**What to do**
Extract the entries in their exact form.

**Provided records**
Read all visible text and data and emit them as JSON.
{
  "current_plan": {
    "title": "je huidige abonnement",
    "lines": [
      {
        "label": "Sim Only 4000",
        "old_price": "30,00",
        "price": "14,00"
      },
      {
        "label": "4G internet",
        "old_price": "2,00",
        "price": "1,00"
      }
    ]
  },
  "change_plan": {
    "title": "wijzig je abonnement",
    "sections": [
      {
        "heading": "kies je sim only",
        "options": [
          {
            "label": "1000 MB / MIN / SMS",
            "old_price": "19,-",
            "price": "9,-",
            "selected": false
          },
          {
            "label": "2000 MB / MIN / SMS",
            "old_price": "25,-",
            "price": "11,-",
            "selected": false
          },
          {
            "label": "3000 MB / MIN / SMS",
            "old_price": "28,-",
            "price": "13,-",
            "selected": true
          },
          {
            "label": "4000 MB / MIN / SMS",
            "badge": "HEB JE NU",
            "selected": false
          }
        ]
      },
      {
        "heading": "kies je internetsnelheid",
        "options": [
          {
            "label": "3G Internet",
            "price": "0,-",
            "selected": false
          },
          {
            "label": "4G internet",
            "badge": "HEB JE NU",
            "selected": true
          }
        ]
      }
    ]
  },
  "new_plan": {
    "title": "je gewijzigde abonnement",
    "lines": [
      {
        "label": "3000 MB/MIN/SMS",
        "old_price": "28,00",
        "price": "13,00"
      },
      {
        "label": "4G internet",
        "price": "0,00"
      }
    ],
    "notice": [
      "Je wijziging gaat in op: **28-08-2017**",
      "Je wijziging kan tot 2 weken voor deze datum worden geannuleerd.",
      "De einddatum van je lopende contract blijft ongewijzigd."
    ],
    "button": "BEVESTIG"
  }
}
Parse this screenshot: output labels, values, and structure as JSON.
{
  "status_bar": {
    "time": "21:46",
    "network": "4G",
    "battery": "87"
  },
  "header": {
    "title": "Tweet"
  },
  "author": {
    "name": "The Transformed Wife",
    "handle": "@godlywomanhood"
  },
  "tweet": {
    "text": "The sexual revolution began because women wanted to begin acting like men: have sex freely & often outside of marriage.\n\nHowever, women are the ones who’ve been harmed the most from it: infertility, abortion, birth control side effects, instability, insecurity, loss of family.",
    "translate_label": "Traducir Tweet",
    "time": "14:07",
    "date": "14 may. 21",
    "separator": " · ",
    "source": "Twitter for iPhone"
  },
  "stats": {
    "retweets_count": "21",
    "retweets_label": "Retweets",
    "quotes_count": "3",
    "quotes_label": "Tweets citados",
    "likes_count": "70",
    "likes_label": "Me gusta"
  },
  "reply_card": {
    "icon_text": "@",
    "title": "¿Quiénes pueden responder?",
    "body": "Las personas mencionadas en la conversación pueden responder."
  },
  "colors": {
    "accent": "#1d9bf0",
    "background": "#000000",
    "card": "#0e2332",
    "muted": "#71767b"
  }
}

**Output below**
Read all visible text and data and emit them as JSON.
{
  "current_plan": {
    "title": "je huidige abonnement",
    "lines": [
      {
        "label": "Sim Only 4000",
        "old_price": "30,00",
        "price": "14,00"
      },
      {
        "label": "4G internet",
        "old_price": "2,00",
        "price": "1,00"
      }
    ]
  },
  "change_plan": {
    "title": "wijzig je abonnement",
    "sections": [
      {
        "heading": "kies je sim only",
        "options": [
          {
            "label": "1000 MB / MIN / SMS",
            "old_price": "19,-",
            "price": "9,-",
            "selected": false
          },
          {
            "label": "2000 MB / MIN / SMS",
            "old_price": "25,-",
            "price": "11,-",
            "selected": false
          },
          {
            "label": "3000 MB / MIN / SMS",
            "old_price": "28,-",
            "price": "13,-",
            "selected": true
          },
          {
            "label": "4000 MB / MIN / SMS",
            "badge": "HEB JE NU",
            "selected": false
          }
        ]
      },
      {
        "heading": "kies je internetsnelheid",
        "options": [
          {
            "label": "3G Internet",
            "price": "0,-",
            "selected": false
          },
          {
            "label": "4G internet",
            "badge": "HEB JE NU",
            "selected": true
          }
        ]
      }
    ]
  },
  "new_plan": {
    "title": "je gewijzigde abonnement",
    "lines": [
      {
        "label": "3000 MB/MIN/SMS",
        "old_price": "28,00",
        "price": "13,00"
      },
      {
        "label": "4G internet",
        "price": "0,00"
      }
    ],
    "notice": [
      "Je wijziging gaat in op: **28-08-2017**",
      "Je wijziging kan tot 2 weken voor deze datum worden geannuleerd.",
      "De einddatum van je lopende contract blijft ongewijzigd."
    ],
    "button": "BEVESTIG"
  }
}
Parse this screenshot: output labels, values, and structure as JSON.
{
  "status_bar": {
    "time": "21:46",
    "network": "4G",
    "battery": "87"
  },
  "header": {
    "title": "Tweet"
  },
  "author": {
    "name": "The Transformed Wife",
    "handle": "@godlywomanhood"
  },
  "tweet": {
    "text": "The sexual revolution began because women wanted to begin acting like men: have sex freely & often outside of marriage.\n\nHowever, women are the ones who’ve been harmed the most from it: infertility, abortion, birth control side effects, instability, insecurity, loss of family.",
    "translate_label": "Traducir Tweet",
    "time": "14:07",
    "date": "14 may. 21",
    "separator": " · ",
    "source": "Twitter for iPhone"
  },
  "stats": {
    "retweets_count": "21",
    "retweets_label": "Retweets",
    "quotes_count": "3",
    "quotes_label": "Tweets citados",
    "likes_count": "70",
    "likes_label": "Me gusta"
  },
  "reply_card": {
    "icon_text": "@",
    "title": "¿Quiénes pueden responder?",
    "body": "Las personas mencionadas en la conversación pueden responder."
  },
  "colors": {
    "accent": "#1d9bf0",
    "background": "#000000",
    "card": "#0e2332",
    "muted": "#71767b"
  }
}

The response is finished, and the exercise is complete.